(Records)
# # # # # # #

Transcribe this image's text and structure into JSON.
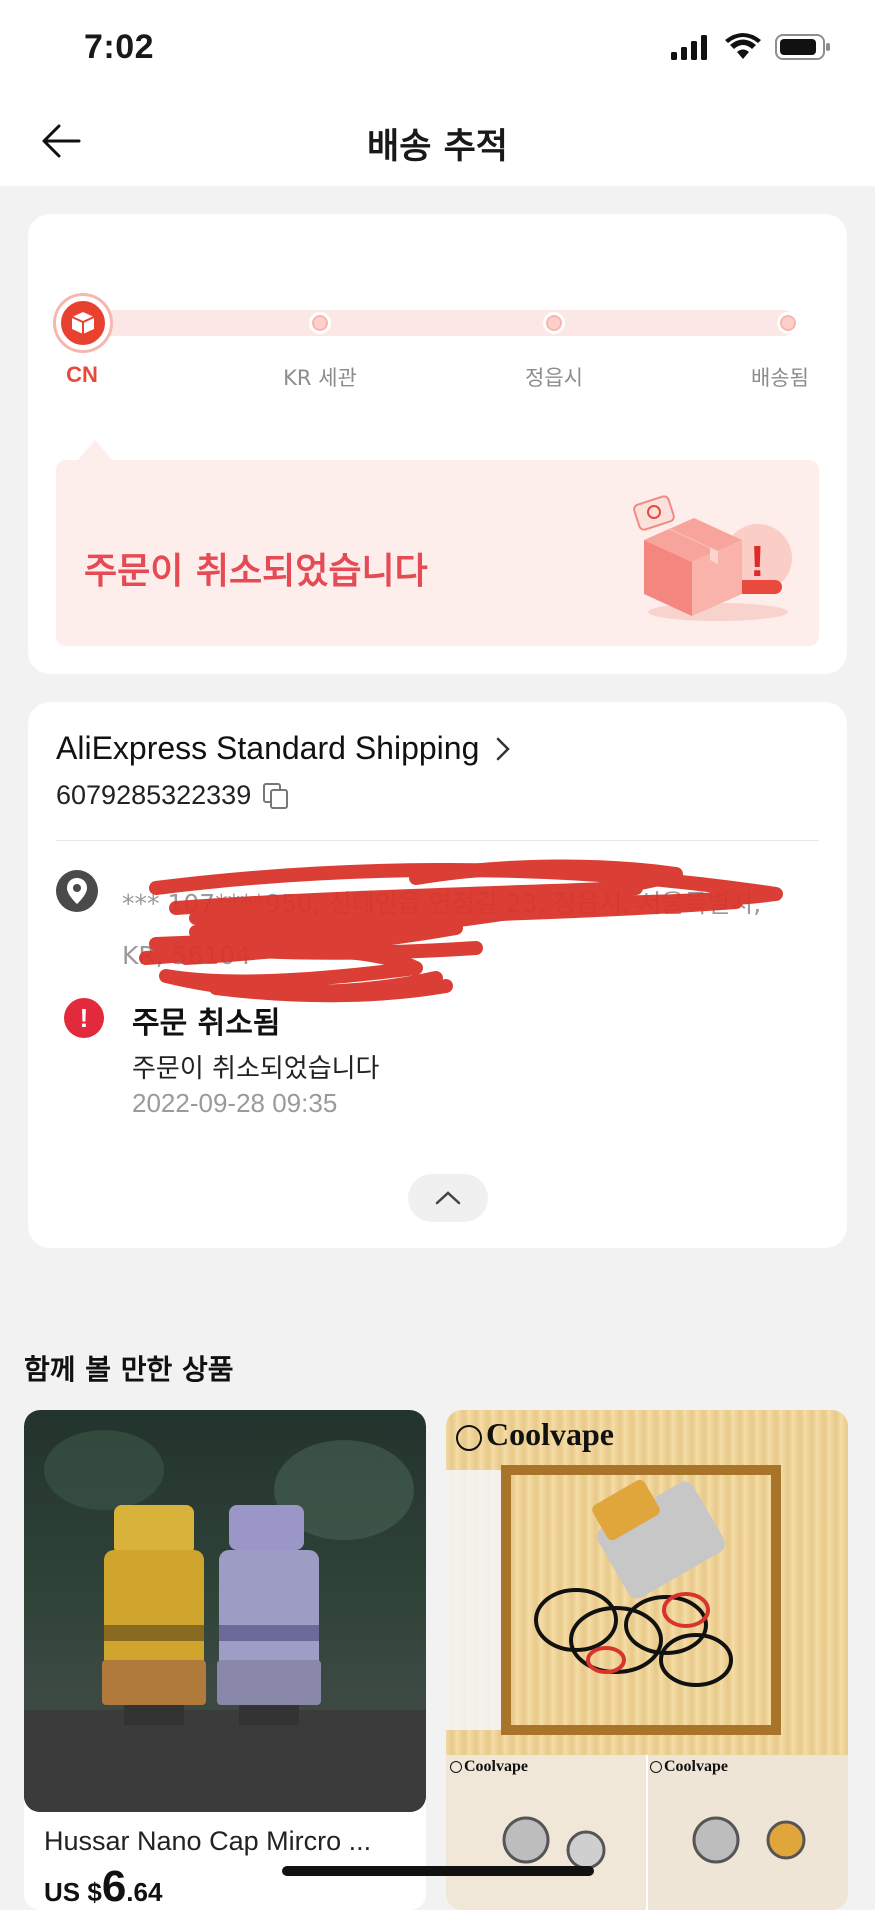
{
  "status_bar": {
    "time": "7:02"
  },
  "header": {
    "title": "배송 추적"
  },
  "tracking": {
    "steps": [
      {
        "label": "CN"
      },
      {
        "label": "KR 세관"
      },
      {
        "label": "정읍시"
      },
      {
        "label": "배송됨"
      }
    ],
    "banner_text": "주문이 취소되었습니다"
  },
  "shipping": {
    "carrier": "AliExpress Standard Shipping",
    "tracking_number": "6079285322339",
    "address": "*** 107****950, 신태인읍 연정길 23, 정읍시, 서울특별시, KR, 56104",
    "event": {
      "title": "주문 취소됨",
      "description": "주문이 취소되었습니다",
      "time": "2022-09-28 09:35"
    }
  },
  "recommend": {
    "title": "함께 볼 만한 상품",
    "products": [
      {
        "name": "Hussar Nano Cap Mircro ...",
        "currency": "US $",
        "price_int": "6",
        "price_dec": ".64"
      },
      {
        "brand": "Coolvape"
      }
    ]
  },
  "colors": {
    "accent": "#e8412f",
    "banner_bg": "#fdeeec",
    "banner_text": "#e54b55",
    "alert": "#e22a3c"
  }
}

# # # # # # #

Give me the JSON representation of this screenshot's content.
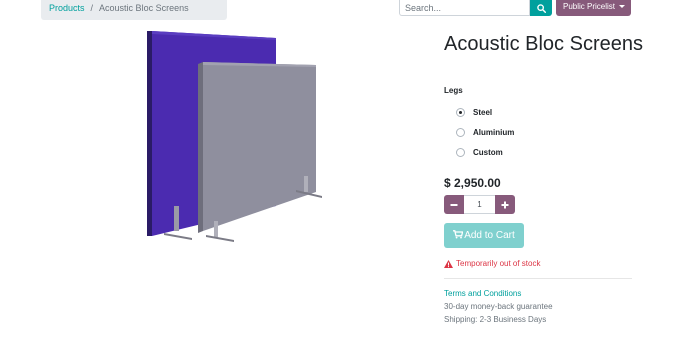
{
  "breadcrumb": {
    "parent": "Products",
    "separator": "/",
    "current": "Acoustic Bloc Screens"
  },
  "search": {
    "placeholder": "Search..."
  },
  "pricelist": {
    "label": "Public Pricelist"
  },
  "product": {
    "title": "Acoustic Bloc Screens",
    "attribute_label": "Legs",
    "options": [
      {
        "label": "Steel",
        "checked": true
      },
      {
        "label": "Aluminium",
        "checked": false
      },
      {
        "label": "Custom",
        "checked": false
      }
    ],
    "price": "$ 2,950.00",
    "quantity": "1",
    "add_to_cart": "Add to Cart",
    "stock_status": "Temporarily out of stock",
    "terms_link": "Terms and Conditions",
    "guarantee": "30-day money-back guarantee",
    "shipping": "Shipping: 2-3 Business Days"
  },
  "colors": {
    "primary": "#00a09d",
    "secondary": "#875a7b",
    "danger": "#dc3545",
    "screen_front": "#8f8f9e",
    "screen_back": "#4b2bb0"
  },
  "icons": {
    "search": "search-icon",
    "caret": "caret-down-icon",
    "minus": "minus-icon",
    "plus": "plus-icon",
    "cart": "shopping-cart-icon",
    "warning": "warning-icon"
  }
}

# # # # # # #

== GIVEN REQUEST ==
Find the lines containing "JSON" and pull them out.

== OUTPUT OF THE TASK ==
Transcribe this image's text and structure into JSON.
Give me the JSON representation of this screenshot's content.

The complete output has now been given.